Job:
Express the listing as a JSON list of strings, one string per line and with blank lines omitted, covering everything from the first line down to the line that contains "scroll-thumb[interactable] (1266, 117, 1278, 237)". Include both of those lines and nothing else.

Item position entries:
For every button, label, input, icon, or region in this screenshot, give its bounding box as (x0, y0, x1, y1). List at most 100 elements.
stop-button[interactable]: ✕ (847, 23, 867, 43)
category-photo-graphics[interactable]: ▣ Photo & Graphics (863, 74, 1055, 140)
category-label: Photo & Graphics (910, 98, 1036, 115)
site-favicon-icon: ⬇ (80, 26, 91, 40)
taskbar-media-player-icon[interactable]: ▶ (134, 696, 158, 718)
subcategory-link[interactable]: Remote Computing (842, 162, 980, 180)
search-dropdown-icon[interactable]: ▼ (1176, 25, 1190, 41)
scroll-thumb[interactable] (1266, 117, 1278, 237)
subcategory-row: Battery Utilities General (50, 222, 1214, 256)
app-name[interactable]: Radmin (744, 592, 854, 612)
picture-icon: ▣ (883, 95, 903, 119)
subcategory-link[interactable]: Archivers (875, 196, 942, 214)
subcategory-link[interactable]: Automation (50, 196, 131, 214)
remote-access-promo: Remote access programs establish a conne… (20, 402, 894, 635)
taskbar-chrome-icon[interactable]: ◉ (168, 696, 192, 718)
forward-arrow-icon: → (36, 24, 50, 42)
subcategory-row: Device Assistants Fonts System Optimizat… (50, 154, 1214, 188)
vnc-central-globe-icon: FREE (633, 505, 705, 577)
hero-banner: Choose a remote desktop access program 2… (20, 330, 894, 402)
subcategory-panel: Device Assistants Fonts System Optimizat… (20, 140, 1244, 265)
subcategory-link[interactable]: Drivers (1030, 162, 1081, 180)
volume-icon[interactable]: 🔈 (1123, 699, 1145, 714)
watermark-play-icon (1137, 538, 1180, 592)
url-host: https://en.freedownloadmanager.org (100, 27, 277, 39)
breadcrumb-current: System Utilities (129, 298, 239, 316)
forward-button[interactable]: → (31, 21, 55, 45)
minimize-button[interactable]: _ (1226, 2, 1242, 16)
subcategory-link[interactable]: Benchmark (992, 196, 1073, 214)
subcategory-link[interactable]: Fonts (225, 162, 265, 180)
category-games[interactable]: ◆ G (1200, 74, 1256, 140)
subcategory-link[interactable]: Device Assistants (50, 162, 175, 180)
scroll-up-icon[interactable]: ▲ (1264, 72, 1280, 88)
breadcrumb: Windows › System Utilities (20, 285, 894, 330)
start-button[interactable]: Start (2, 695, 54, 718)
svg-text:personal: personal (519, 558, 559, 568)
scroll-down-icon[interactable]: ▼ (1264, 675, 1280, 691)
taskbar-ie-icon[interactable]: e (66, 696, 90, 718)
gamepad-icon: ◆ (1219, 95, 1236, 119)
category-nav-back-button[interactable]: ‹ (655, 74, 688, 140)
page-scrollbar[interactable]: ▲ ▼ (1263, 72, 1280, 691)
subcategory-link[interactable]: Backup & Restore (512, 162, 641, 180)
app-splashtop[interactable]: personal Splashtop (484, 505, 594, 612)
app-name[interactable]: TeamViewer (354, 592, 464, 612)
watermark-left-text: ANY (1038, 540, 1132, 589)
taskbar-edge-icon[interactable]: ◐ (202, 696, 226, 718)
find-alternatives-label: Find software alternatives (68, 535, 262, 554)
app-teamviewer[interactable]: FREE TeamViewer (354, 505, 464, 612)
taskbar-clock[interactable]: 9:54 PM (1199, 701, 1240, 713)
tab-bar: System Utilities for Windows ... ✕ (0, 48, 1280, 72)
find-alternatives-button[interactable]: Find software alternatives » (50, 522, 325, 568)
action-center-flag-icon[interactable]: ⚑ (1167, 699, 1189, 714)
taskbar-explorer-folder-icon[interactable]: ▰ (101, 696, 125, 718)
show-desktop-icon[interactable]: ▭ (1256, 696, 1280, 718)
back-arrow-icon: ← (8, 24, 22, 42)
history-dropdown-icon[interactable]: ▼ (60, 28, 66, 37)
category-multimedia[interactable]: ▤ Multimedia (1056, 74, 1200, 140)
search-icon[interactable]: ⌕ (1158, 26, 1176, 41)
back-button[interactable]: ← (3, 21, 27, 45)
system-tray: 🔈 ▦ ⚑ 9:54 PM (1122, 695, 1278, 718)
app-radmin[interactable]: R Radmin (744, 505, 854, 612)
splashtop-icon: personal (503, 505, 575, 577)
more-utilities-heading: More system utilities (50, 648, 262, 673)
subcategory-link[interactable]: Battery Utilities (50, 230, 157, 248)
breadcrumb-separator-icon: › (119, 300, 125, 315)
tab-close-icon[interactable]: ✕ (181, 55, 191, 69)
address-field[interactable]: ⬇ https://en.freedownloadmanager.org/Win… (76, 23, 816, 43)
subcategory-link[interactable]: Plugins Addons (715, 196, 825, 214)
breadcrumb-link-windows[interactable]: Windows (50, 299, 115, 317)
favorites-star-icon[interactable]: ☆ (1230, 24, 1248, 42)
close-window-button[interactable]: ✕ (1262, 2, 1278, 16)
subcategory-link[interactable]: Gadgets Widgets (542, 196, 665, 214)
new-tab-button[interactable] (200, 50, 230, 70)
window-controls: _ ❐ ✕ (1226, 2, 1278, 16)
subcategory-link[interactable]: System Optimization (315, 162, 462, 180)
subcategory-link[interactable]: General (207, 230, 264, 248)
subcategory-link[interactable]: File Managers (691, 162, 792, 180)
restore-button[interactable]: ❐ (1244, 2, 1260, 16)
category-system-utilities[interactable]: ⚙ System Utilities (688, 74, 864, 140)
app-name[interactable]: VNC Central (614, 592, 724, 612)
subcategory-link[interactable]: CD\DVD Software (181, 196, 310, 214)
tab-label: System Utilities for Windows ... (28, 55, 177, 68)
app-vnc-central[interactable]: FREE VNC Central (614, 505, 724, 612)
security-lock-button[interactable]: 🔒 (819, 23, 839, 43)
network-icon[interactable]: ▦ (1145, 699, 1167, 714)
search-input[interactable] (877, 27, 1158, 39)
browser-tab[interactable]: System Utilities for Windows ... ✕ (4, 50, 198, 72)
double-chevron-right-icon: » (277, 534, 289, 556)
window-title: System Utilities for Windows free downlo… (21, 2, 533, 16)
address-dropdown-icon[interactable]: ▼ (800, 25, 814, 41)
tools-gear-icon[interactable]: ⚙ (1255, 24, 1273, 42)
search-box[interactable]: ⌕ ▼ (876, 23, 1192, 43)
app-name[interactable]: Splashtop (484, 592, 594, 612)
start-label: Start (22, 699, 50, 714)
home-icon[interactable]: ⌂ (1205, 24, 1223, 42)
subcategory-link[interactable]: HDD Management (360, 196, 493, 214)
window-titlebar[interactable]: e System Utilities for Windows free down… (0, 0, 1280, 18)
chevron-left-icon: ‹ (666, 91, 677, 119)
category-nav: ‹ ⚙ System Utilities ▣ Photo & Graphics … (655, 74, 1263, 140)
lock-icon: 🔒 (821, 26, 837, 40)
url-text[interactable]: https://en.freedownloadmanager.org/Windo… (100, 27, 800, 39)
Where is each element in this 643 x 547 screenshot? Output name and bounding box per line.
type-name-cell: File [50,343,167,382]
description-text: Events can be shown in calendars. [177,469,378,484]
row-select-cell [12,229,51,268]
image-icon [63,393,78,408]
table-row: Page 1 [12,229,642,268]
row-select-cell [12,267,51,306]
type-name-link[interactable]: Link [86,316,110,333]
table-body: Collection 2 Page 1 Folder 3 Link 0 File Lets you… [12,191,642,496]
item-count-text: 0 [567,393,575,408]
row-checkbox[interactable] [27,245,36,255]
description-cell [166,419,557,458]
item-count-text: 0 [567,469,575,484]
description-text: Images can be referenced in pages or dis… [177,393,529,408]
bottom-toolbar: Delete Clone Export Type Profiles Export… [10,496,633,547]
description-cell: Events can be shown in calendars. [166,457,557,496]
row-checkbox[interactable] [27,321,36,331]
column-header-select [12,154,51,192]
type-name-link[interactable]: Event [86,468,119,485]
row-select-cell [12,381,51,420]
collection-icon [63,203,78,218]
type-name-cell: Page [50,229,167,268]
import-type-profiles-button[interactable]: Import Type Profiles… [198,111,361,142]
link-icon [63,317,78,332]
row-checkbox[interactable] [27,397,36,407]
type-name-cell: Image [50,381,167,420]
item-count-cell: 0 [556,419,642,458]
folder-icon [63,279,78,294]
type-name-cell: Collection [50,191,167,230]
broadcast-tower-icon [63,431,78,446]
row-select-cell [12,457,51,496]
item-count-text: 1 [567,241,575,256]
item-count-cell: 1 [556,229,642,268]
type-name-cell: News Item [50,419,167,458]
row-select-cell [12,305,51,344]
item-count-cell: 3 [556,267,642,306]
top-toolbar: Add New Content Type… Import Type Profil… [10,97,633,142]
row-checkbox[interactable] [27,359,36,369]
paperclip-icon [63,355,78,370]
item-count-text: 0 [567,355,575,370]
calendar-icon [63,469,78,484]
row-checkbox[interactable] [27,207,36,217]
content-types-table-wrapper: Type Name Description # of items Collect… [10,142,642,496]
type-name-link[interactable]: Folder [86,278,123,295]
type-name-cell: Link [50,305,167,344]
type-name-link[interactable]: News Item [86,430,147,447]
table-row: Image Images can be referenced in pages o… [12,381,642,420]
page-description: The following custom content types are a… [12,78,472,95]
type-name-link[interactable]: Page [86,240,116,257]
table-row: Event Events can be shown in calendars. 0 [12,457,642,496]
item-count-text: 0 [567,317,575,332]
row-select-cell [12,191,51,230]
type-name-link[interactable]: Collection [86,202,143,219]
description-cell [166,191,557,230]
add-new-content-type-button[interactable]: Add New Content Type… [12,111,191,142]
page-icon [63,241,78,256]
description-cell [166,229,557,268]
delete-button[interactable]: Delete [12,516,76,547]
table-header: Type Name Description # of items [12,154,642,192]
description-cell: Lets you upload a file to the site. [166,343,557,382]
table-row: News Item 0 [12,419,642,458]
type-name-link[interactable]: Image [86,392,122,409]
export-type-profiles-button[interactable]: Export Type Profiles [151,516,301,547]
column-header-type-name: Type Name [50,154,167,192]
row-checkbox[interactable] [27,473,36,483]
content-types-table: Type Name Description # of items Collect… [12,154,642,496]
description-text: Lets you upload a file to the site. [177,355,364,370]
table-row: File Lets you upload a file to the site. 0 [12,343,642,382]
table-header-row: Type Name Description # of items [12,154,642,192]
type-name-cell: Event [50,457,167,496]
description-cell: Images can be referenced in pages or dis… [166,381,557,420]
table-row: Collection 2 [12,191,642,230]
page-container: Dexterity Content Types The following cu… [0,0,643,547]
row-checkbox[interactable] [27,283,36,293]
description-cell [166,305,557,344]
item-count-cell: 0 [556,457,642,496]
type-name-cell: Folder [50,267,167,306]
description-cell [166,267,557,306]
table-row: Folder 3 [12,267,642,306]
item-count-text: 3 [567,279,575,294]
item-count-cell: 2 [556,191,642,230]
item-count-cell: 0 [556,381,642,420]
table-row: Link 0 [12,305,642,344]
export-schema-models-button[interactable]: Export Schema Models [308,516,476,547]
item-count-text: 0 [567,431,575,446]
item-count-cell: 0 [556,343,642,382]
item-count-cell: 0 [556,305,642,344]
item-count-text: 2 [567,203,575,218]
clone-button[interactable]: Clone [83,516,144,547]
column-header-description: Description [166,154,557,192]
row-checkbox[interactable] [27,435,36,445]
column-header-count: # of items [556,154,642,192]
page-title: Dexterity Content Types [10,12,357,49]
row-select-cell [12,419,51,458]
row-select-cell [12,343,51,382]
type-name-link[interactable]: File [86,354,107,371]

Output for this task:
[
  "For every button, label, input, icon, or region in this screenshot, give its bounding box as (x0, y0, x1, y1). List at most 100 elements.",
  "stop-button[interactable]: ✕ (847, 23, 867, 43)",
  "category-photo-graphics[interactable]: ▣ Photo & Graphics (863, 74, 1055, 140)",
  "category-label: Photo & Graphics (910, 98, 1036, 115)",
  "site-favicon-icon: ⬇ (80, 26, 91, 40)",
  "taskbar-media-player-icon[interactable]: ▶ (134, 696, 158, 718)",
  "subcategory-link[interactable]: Remote Computing (842, 162, 980, 180)",
  "search-dropdown-icon[interactable]: ▼ (1176, 25, 1190, 41)",
  "scroll-thumb[interactable] (1266, 117, 1278, 237)"
]